> _提示文_
------------

センサデータで始める時系列データ分析入門 シラバス

時系列データとは,音,電圧,センサ値,レーダー値,電波など,ある時間に対する状態や量を表すデータのことです.日常生活の中では,気温,株価など,時間によって変動する値が該当します.

研究で,センサ値のデータ分析を扱うことになったため,勉強した内容をまとめ,同じような分析を必要とする人に役立ててもらおうと思い書き始めることにしました.(このページに,書いた内容のリンクを次々貼っていき,最終的にシラバスのようにしたいと思います).

対象とする方

  • 時系列データを扱う方
  • 時系列データをもとにした異常検知などを行う方
  • データが不足しており,機械学習モデルを構築するには膨大な時間がかかりそうな方

方針

巷に出回っている時系列データの本は,主に機械学習モデル,または統計モデルの専門的な内容に特化したものが多く,その手前で得られる基本的な統計量に関する情報・処理方法のノウハウに関する情報はあまりありません.

また,時系列データとタイトルにあるけれども,よく読むと文字列のことに特化していたりして,センサ値などの分析には使えない手法がまとまっていることがあります.

パフォーマンスのみを求める状況であれば,いきなり機械学習を使うのもいいとは思いますが,

  • なぜそのような結果が得られたのか説明が必要になる場合
  • データが十分に揃っていない分野で分析をしたい場合

は,初めて分析をする人でも実現できるレベルに落として,小さく始めて検証をしたいところです.

このブログでは,機械学習や統計モデルの手前に位置するような基本的な内容で,かつあまりまとめられていないものからはじめて,時系列信号の分析・利用方法をマスターしていく形にしようと思います.

取り上げる時系列データは,主にセンサ値を対象とし,株価や気温,収穫量など,各データの時間幅が広い例は示さない予定です.文字列のように,時間とは対応しないデータも対象外とします(自然言語処理の本は豊富にあるため).

使用する言語

  • Python3
  • MATLAB

記事一覧

更新したらここに記事のリンクを貼っていきます.予定は以下のとおりです.

------------

> _記録の抜粋_
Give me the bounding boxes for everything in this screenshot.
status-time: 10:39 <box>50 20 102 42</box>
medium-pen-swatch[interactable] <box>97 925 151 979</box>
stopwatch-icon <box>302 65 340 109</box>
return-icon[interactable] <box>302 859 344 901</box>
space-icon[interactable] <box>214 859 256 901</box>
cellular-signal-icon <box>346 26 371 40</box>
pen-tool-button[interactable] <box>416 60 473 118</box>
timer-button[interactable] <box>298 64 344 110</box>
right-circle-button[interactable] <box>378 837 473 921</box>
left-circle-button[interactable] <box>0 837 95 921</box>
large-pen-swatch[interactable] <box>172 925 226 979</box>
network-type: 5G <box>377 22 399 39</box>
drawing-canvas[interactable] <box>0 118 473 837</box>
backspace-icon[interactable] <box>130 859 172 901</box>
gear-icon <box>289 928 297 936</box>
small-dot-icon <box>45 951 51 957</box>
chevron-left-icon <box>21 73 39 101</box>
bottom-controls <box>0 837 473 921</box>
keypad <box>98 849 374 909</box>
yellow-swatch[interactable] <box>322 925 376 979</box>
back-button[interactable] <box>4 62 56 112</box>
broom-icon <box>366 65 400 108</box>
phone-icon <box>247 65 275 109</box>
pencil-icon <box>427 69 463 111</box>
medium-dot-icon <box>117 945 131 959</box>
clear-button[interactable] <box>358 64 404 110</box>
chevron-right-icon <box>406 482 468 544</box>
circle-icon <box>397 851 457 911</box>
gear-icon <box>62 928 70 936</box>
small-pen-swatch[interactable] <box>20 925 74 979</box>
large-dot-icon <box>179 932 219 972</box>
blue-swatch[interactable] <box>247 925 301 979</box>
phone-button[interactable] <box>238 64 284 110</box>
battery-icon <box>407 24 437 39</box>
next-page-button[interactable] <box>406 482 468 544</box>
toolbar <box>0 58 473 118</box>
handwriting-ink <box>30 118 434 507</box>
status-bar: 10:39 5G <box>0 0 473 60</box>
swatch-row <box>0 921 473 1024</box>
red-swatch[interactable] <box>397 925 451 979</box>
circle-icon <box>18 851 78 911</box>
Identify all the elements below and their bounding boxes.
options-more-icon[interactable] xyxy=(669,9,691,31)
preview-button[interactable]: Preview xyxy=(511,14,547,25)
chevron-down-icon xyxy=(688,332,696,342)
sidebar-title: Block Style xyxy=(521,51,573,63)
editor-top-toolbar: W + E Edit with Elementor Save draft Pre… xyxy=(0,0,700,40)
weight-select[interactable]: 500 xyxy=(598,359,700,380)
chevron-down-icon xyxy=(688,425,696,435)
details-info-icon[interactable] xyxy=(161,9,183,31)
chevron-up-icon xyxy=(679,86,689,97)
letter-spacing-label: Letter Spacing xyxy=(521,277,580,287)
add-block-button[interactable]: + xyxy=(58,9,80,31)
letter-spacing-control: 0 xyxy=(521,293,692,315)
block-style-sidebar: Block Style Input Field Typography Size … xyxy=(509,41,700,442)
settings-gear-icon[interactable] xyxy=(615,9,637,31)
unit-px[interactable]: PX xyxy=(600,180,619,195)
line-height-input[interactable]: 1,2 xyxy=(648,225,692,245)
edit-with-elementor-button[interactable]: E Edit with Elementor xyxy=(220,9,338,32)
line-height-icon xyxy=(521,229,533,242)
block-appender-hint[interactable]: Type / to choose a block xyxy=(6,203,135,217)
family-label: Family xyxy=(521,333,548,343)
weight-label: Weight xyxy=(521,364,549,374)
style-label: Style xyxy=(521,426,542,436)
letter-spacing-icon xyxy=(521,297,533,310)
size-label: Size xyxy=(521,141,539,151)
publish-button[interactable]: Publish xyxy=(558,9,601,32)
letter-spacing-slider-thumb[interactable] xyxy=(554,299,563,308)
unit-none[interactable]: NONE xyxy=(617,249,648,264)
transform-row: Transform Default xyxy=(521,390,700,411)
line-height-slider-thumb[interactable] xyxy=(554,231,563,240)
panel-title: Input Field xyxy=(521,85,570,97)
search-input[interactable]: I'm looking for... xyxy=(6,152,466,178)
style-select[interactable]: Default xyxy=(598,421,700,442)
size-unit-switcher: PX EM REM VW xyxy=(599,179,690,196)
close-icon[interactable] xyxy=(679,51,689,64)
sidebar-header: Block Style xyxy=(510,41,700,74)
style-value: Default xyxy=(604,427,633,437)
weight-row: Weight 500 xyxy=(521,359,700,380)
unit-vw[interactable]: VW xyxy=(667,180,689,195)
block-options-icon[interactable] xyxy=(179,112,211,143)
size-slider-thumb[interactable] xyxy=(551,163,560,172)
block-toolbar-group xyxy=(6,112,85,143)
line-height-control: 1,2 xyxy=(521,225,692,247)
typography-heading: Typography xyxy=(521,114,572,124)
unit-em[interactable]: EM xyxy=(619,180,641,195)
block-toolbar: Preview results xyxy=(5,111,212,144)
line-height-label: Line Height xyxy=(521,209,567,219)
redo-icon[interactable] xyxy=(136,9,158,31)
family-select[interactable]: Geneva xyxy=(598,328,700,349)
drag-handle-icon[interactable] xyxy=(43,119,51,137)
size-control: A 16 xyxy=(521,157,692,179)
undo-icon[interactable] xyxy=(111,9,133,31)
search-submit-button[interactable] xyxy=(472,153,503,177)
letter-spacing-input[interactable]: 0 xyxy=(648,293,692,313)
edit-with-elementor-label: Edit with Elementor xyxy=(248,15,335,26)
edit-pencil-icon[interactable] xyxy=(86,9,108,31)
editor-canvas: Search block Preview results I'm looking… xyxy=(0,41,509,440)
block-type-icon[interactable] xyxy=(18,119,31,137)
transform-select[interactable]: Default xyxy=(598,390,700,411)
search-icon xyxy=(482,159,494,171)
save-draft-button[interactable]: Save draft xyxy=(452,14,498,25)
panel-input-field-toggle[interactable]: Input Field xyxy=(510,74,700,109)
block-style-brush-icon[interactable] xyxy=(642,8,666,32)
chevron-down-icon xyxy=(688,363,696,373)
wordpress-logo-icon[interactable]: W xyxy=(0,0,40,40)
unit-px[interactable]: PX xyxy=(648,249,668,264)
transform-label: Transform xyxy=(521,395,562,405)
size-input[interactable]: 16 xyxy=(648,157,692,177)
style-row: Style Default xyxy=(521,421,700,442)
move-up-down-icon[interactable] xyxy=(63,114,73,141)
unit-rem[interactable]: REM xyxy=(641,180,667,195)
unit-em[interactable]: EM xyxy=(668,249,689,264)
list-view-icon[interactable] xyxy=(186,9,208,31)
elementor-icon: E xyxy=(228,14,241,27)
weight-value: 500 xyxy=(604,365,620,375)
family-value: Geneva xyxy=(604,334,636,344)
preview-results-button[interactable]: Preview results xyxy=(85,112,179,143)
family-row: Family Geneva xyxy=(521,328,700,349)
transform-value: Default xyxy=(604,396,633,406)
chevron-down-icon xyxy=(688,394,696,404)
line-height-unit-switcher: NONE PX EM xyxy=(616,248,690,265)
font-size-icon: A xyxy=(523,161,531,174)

------------

> _短い課題_
時系列データ分析のシラバスである提示文から、「研究で,センサ値のデータ分析」で始まり「する情報はあまりありません.」で終わる部分を一字一句変えずに書き出してください。

> _記述回答_
研究で,センサ値のデータ分析を扱うことになったため,勉強した内容をまとめ,同じような分析を必要とする人に役立ててもらおうと思い書き始めることにしました.(このページに,書いた内容のリンクを次々貼っていき,最終的にシラバスのようにしたいと思います).

対象とする方

  • 時系列データを扱う方
  • 時系列データをもとにした異常検知などを行う方
  • データが不足しており,機械学習モデルを構築するには膨大な時間がかかりそうな方

方針

巷に出回っている時系列データの本は,主に機械学習モデル,または統計モデルの専門的な内容に特化したものが多く,その手前で得られる基本的な統計量に関する情報・処理方法のノウハウに関する情報はあまりありません.